[start of Entries shown]

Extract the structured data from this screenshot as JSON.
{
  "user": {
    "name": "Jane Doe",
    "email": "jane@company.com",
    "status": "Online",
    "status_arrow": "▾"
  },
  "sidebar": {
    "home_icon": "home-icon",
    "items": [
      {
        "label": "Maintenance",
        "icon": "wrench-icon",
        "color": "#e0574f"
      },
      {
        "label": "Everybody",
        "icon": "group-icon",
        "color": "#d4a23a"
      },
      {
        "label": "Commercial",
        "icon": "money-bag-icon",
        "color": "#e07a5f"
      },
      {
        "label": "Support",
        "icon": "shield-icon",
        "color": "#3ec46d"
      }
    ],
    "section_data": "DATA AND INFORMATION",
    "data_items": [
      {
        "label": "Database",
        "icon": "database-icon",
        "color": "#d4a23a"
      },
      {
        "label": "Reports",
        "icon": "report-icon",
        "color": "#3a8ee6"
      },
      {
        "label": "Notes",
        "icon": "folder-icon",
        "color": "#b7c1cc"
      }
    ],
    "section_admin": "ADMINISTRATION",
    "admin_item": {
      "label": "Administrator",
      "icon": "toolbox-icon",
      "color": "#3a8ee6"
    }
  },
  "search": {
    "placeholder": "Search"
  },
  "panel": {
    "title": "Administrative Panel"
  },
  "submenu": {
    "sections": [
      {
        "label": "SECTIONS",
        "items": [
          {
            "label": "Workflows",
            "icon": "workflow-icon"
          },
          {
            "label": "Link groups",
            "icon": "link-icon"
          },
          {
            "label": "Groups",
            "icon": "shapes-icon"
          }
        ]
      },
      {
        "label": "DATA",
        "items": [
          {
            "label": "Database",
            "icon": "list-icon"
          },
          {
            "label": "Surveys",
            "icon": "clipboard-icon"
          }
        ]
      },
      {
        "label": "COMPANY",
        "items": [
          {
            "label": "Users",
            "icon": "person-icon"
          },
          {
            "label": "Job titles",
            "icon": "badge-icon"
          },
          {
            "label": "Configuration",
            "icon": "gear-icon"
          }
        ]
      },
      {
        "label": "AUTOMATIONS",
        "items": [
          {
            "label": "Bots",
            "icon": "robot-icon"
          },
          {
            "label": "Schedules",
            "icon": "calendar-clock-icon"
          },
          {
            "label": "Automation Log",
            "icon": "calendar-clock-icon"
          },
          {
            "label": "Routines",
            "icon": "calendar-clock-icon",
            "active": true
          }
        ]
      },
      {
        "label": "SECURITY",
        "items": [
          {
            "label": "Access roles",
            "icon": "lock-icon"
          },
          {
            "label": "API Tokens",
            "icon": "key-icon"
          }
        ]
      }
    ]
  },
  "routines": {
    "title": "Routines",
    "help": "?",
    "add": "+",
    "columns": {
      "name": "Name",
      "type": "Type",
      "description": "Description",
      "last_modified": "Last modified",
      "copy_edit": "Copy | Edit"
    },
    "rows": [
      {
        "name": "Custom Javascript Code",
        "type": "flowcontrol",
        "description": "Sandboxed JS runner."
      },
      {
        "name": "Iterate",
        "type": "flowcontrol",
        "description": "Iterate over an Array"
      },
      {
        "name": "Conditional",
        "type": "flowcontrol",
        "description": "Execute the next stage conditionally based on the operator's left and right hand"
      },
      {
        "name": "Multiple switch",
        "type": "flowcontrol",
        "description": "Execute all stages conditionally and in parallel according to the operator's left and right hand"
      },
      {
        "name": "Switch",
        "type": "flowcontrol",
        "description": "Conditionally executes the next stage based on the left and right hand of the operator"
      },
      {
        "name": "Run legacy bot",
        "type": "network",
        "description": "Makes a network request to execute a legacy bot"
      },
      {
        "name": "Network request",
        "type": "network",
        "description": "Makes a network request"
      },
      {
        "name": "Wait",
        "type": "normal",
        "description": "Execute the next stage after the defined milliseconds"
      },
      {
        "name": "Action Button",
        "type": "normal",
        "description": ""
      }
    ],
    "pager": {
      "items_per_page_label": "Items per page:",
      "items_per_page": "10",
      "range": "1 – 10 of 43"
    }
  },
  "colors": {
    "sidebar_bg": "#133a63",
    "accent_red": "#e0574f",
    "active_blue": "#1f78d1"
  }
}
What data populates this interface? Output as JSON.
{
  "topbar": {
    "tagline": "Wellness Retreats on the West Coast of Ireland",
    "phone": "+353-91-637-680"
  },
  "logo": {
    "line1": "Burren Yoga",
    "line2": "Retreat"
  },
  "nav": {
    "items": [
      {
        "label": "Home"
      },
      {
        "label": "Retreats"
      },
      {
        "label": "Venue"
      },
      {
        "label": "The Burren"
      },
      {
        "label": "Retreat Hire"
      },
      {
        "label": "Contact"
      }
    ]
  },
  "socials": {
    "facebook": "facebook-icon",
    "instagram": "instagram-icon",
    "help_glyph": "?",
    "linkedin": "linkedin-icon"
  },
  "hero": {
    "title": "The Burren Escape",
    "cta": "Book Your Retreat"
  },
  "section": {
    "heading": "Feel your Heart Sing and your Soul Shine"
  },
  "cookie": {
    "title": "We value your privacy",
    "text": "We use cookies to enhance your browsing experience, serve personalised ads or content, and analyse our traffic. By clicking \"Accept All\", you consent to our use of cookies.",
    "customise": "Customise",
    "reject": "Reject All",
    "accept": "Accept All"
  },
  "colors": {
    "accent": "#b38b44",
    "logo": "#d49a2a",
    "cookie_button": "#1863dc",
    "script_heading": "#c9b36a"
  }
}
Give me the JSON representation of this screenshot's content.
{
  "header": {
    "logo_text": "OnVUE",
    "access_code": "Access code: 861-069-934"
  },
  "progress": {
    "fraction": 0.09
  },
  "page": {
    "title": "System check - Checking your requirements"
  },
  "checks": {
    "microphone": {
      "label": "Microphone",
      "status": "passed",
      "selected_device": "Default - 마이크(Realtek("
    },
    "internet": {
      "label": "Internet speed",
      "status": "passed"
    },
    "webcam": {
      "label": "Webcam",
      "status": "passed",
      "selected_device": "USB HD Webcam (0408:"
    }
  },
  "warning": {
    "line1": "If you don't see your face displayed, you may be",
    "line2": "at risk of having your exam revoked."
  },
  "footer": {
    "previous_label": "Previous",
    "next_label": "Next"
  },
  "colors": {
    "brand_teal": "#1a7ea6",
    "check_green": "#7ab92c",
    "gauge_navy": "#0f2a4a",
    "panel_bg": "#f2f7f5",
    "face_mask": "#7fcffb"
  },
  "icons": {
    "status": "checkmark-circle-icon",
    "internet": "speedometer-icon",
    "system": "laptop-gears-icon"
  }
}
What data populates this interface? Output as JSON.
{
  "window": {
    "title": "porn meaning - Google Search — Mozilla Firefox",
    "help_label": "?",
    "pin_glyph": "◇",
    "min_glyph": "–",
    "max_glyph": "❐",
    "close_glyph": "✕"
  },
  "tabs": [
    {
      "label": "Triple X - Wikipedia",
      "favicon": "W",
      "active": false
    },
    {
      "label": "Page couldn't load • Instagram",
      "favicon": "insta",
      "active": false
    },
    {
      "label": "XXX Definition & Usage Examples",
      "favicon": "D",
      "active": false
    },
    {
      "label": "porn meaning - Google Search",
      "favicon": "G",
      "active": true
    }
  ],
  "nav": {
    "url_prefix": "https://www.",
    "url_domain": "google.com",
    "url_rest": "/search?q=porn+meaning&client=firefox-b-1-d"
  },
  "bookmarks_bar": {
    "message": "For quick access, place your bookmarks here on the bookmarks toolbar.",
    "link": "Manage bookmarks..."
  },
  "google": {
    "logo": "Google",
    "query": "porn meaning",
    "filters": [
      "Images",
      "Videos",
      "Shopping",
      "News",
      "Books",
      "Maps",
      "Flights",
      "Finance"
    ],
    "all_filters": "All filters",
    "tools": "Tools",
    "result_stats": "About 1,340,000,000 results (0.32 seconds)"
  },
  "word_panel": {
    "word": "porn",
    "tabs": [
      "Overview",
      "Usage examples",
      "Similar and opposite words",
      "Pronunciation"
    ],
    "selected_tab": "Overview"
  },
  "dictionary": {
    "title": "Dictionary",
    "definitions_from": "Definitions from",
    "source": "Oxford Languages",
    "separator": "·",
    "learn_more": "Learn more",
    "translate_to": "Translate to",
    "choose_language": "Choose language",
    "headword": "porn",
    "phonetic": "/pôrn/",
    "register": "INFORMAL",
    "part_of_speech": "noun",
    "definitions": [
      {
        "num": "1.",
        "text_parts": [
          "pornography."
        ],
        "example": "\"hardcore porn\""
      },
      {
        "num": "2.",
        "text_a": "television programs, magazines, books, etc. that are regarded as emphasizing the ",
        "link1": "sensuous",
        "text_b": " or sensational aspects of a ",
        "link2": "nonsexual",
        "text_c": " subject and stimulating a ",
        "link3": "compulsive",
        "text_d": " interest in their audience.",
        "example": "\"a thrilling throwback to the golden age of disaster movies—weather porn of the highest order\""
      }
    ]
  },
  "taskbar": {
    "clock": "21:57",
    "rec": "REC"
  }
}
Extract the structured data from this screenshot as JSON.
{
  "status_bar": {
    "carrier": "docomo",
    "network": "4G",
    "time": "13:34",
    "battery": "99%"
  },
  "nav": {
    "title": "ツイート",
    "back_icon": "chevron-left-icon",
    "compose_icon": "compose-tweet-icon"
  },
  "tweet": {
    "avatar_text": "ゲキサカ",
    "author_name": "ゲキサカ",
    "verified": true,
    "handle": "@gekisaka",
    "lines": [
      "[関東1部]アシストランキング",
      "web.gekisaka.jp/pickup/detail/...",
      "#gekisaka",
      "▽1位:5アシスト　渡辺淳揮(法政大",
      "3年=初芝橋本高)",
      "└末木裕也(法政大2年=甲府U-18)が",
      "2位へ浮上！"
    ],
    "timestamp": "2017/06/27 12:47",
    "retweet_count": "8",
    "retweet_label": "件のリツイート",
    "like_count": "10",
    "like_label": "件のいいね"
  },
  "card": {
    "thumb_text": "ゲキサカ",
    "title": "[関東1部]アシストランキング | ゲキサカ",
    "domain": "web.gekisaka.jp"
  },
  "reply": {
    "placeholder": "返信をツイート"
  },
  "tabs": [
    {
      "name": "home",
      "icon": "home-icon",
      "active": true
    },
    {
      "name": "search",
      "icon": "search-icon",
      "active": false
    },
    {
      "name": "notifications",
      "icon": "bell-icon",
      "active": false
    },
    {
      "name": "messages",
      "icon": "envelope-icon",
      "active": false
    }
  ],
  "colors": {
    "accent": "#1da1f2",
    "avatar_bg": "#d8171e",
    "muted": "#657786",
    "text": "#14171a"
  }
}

[end of Entries shown]

- _Do this_: Copy, from the material above, each line in which the string "Accept" occurs.

- _Complete output_:
    "text": "We use cookies to enhance your browsing experience, serve personalised ads or content, and analyse our traffic. By clicking \"Accept All\", you consent to our use of cookies.",
    "accept": "Accept All"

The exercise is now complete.